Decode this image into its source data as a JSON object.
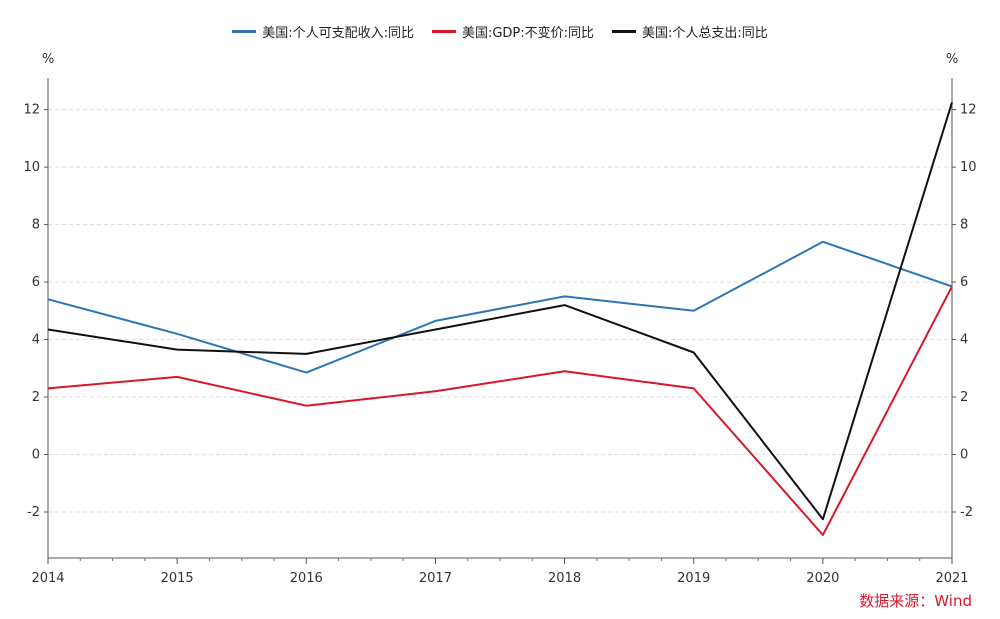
{
  "chart_data": {
    "type": "line",
    "x": [
      "2014",
      "2015",
      "2016",
      "2017",
      "2018",
      "2019",
      "2020",
      "2021"
    ],
    "series": [
      {
        "name": "美国:个人可支配收入:同比",
        "color": "#2e75b6",
        "values": [
          5.4,
          4.2,
          2.85,
          4.65,
          5.5,
          5.0,
          7.4,
          5.85
        ]
      },
      {
        "name": "美国:GDP:不变价:同比",
        "color": "#d7182a",
        "values": [
          2.3,
          2.7,
          1.7,
          2.2,
          2.9,
          2.3,
          -2.8,
          5.85
        ]
      },
      {
        "name": "美国:个人总支出:同比",
        "color": "#111111",
        "values": [
          4.35,
          3.65,
          3.5,
          4.35,
          5.2,
          3.55,
          -2.25,
          12.25
        ]
      }
    ],
    "ylim": [
      -3.6,
      13.1
    ],
    "yticks": [
      -2,
      0,
      2,
      4,
      6,
      8,
      10,
      12
    ],
    "y_unit_left": "%",
    "y_unit_right": "%",
    "grid": true,
    "legend_position": "top-center"
  },
  "source": {
    "text": "数据来源：Wind",
    "color": "#d7182a"
  }
}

### GIVEN REQUEST:
Repeat each record exactly, with the pictures left out.

### TASK ANSWER:
Decode this image into its source data as a JSON object.
{
  "chart_data": {
    "type": "line",
    "x": [
      "2014",
      "2015",
      "2016",
      "2017",
      "2018",
      "2019",
      "2020",
      "2021"
    ],
    "series": [
      {
        "name": "美国:个人可支配收入:同比",
        "color": "#2e75b6",
        "values": [
          5.4,
          4.2,
          2.85,
          4.65,
          5.5,
          5.0,
          7.4,
          5.85
        ]
      },
      {
        "name": "美国:GDP:不变价:同比",
        "color": "#d7182a",
        "values": [
          2.3,
          2.7,
          1.7,
          2.2,
          2.9,
          2.3,
          -2.8,
          5.85
        ]
      },
      {
        "name": "美国:个人总支出:同比",
        "color": "#111111",
        "values": [
          4.35,
          3.65,
          3.5,
          4.35,
          5.2,
          3.55,
          -2.25,
          12.25
        ]
      }
    ],
    "ylim": [
      -3.6,
      13.1
    ],
    "yticks": [
      -2,
      0,
      2,
      4,
      6,
      8,
      10,
      12
    ],
    "y_unit_left": "%",
    "y_unit_right": "%",
    "grid": true,
    "legend_position": "top-center"
  },
  "source": {
    "text": "数据来源：Wind",
    "color": "#d7182a"
  }
}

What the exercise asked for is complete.